_EXERCISE PROMPT_:
Each entry below is to be extracted exactly.

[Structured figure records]

──────────────────────────────

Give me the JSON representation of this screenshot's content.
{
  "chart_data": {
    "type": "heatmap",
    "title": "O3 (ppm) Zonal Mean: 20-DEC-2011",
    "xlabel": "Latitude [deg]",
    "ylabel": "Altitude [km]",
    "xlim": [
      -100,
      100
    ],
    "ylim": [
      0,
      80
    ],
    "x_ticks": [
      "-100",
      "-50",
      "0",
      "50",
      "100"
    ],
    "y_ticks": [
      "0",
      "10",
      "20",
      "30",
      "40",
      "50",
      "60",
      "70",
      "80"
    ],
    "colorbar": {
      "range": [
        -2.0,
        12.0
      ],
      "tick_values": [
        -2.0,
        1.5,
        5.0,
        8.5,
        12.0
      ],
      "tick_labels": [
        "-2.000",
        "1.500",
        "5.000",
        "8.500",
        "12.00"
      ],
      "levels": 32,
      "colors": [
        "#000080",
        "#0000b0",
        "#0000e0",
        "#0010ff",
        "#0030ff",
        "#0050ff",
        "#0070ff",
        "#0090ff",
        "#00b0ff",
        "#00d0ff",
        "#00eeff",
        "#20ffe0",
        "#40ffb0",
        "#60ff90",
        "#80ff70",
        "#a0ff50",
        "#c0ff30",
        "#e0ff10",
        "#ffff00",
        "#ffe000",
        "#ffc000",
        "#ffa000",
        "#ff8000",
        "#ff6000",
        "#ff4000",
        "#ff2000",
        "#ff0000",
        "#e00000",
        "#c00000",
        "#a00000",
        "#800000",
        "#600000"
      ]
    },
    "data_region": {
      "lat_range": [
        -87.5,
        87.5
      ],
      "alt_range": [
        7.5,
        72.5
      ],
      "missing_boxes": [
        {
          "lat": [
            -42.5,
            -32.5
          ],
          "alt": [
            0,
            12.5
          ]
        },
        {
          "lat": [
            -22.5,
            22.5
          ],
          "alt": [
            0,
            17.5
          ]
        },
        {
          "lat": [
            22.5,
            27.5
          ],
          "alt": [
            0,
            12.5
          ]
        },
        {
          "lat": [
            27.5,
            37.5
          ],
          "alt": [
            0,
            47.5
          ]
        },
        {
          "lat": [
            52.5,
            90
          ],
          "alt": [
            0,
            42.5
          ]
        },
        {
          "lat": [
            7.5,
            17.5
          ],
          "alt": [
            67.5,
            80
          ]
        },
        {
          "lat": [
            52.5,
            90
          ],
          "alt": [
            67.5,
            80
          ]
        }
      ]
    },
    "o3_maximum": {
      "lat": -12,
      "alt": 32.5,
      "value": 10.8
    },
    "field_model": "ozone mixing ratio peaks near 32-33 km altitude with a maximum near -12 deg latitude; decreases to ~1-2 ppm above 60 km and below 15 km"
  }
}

──────────────────────────────

_REPLY TO THE TASK_:
Give me the JSON representation of this screenshot's content.
{
  "chart_data": {
    "type": "heatmap",
    "title": "O3 (ppm) Zonal Mean: 20-DEC-2011",
    "xlabel": "Latitude [deg]",
    "ylabel": "Altitude [km]",
    "xlim": [
      -100,
      100
    ],
    "ylim": [
      0,
      80
    ],
    "x_ticks": [
      "-100",
      "-50",
      "0",
      "50",
      "100"
    ],
    "y_ticks": [
      "0",
      "10",
      "20",
      "30",
      "40",
      "50",
      "60",
      "70",
      "80"
    ],
    "colorbar": {
      "range": [
        -2.0,
        12.0
      ],
      "tick_values": [
        -2.0,
        1.5,
        5.0,
        8.5,
        12.0
      ],
      "tick_labels": [
        "-2.000",
        "1.500",
        "5.000",
        "8.500",
        "12.00"
      ],
      "levels": 32,
      "colors": [
        "#000080",
        "#0000b0",
        "#0000e0",
        "#0010ff",
        "#0030ff",
        "#0050ff",
        "#0070ff",
        "#0090ff",
        "#00b0ff",
        "#00d0ff",
        "#00eeff",
        "#20ffe0",
        "#40ffb0",
        "#60ff90",
        "#80ff70",
        "#a0ff50",
        "#c0ff30",
        "#e0ff10",
        "#ffff00",
        "#ffe000",
        "#ffc000",
        "#ffa000",
        "#ff8000",
        "#ff6000",
        "#ff4000",
        "#ff2000",
        "#ff0000",
        "#e00000",
        "#c00000",
        "#a00000",
        "#800000",
        "#600000"
      ]
    },
    "data_region": {
      "lat_range": [
        -87.5,
        87.5
      ],
      "alt_range": [
        7.5,
        72.5
      ],
      "missing_boxes": [
        {
          "lat": [
            -42.5,
            -32.5
          ],
          "alt": [
            0,
            12.5
          ]
        },
        {
          "lat": [
            -22.5,
            22.5
          ],
          "alt": [
            0,
            17.5
          ]
        },
        {
          "lat": [
            22.5,
            27.5
          ],
          "alt": [
            0,
            12.5
          ]
        },
        {
          "lat": [
            27.5,
            37.5
          ],
          "alt": [
            0,
            47.5
          ]
        },
        {
          "lat": [
            52.5,
            90
          ],
          "alt": [
            0,
            42.5
          ]
        },
        {
          "lat": [
            7.5,
            17.5
          ],
          "alt": [
            67.5,
            80
          ]
        },
        {
          "lat": [
            52.5,
            90
          ],
          "alt": [
            67.5,
            80
          ]
        }
      ]
    },
    "o3_maximum": {
      "lat": -12,
      "alt": 32.5,
      "value": 10.8
    },
    "field_model": "ozone mixing ratio peaks near 32-33 km altitude with a maximum near -12 deg latitude; decreases to ~1-2 ppm above 60 km and below 15 km"
  }
}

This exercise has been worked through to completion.